Return the full listing exactly as it is written.
*** Extracted data ***
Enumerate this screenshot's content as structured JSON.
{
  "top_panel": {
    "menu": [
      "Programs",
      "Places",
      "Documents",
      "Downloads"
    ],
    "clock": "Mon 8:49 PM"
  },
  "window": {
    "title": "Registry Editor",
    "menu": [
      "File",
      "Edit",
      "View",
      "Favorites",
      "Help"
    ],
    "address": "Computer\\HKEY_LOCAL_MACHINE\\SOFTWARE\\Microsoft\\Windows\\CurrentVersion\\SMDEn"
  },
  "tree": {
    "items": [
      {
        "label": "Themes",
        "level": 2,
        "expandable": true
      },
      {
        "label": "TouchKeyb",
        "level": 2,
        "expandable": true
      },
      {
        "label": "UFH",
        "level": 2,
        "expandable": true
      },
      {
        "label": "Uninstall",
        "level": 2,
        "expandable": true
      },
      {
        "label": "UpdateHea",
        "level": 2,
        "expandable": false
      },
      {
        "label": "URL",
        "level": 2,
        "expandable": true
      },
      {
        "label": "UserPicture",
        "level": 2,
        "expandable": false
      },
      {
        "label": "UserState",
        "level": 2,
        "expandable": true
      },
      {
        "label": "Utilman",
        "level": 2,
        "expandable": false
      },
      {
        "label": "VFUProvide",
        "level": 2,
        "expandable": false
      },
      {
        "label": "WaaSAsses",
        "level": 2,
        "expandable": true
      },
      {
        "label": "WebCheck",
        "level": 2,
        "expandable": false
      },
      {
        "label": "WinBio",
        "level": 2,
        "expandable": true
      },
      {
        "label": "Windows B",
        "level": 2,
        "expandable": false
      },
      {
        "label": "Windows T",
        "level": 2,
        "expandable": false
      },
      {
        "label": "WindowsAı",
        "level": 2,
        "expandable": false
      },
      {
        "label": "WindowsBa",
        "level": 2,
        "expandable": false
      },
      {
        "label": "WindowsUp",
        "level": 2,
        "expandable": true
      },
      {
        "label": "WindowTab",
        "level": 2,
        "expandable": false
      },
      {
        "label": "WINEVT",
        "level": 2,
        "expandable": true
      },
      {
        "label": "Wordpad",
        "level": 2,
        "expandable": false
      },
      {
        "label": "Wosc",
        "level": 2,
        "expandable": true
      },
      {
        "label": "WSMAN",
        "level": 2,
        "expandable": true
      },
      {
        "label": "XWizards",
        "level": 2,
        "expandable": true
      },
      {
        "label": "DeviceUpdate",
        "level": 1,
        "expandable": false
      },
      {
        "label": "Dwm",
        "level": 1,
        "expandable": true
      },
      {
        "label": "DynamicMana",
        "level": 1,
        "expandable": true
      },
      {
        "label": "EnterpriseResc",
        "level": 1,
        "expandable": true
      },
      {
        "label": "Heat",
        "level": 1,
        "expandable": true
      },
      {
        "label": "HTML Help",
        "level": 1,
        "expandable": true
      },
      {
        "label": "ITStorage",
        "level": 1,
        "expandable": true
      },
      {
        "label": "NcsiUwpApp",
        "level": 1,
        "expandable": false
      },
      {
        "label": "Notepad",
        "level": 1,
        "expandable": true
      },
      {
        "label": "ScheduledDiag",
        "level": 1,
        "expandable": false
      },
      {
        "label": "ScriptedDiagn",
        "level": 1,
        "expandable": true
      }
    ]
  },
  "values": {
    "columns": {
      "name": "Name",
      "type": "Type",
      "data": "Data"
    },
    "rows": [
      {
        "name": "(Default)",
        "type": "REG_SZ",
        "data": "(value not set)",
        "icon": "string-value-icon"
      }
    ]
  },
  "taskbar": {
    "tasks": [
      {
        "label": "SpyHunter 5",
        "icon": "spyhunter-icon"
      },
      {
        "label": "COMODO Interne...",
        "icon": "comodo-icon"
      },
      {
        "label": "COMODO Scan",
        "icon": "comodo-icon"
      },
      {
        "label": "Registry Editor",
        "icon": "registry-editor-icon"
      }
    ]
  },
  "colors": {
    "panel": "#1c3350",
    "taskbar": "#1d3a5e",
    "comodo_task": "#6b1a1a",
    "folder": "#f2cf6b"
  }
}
***
▶ [Answer in full]:
Enumerate this screenshot's content as structured JSON.
{
  "top_panel": {
    "menu": [
      "Programs",
      "Places",
      "Documents",
      "Downloads"
    ],
    "clock": "Mon 8:49 PM"
  },
  "window": {
    "title": "Registry Editor",
    "menu": [
      "File",
      "Edit",
      "View",
      "Favorites",
      "Help"
    ],
    "address": "Computer\\HKEY_LOCAL_MACHINE\\SOFTWARE\\Microsoft\\Windows\\CurrentVersion\\SMDEn"
  },
  "tree": {
    "items": [
      {
        "label": "Themes",
        "level": 2,
        "expandable": true
      },
      {
        "label": "TouchKeyb",
        "level": 2,
        "expandable": true
      },
      {
        "label": "UFH",
        "level": 2,
        "expandable": true
      },
      {
        "label": "Uninstall",
        "level": 2,
        "expandable": true
      },
      {
        "label": "UpdateHea",
        "level": 2,
        "expandable": false
      },
      {
        "label": "URL",
        "level": 2,
        "expandable": true
      },
      {
        "label": "UserPicture",
        "level": 2,
        "expandable": false
      },
      {
        "label": "UserState",
        "level": 2,
        "expandable": true
      },
      {
        "label": "Utilman",
        "level": 2,
        "expandable": false
      },
      {
        "label": "VFUProvide",
        "level": 2,
        "expandable": false
      },
      {
        "label": "WaaSAsses",
        "level": 2,
        "expandable": true
      },
      {
        "label": "WebCheck",
        "level": 2,
        "expandable": false
      },
      {
        "label": "WinBio",
        "level": 2,
        "expandable": true
      },
      {
        "label": "Windows B",
        "level": 2,
        "expandable": false
      },
      {
        "label": "Windows T",
        "level": 2,
        "expandable": false
      },
      {
        "label": "WindowsAı",
        "level": 2,
        "expandable": false
      },
      {
        "label": "WindowsBa",
        "level": 2,
        "expandable": false
      },
      {
        "label": "WindowsUp",
        "level": 2,
        "expandable": true
      },
      {
        "label": "WindowTab",
        "level": 2,
        "expandable": false
      },
      {
        "label": "WINEVT",
        "level": 2,
        "expandable": true
      },
      {
        "label": "Wordpad",
        "level": 2,
        "expandable": false
      },
      {
        "label": "Wosc",
        "level": 2,
        "expandable": true
      },
      {
        "label": "WSMAN",
        "level": 2,
        "expandable": true
      },
      {
        "label": "XWizards",
        "level": 2,
        "expandable": true
      },
      {
        "label": "DeviceUpdate",
        "level": 1,
        "expandable": false
      },
      {
        "label": "Dwm",
        "level": 1,
        "expandable": true
      },
      {
        "label": "DynamicMana",
        "level": 1,
        "expandable": true
      },
      {
        "label": "EnterpriseResc",
        "level": 1,
        "expandable": true
      },
      {
        "label": "Heat",
        "level": 1,
        "expandable": true
      },
      {
        "label": "HTML Help",
        "level": 1,
        "expandable": true
      },
      {
        "label": "ITStorage",
        "level": 1,
        "expandable": true
      },
      {
        "label": "NcsiUwpApp",
        "level": 1,
        "expandable": false
      },
      {
        "label": "Notepad",
        "level": 1,
        "expandable": true
      },
      {
        "label": "ScheduledDiag",
        "level": 1,
        "expandable": false
      },
      {
        "label": "ScriptedDiagn",
        "level": 1,
        "expandable": true
      }
    ]
  },
  "values": {
    "columns": {
      "name": "Name",
      "type": "Type",
      "data": "Data"
    },
    "rows": [
      {
        "name": "(Default)",
        "type": "REG_SZ",
        "data": "(value not set)",
        "icon": "string-value-icon"
      }
    ]
  },
  "taskbar": {
    "tasks": [
      {
        "label": "SpyHunter 5",
        "icon": "spyhunter-icon"
      },
      {
        "label": "COMODO Interne...",
        "icon": "comodo-icon"
      },
      {
        "label": "COMODO Scan",
        "icon": "comodo-icon"
      },
      {
        "label": "Registry Editor",
        "icon": "registry-editor-icon"
      }
    ]
  },
  "colors": {
    "panel": "#1c3350",
    "taskbar": "#1d3a5e",
    "comodo_task": "#6b1a1a",
    "folder": "#f2cf6b"
  }
}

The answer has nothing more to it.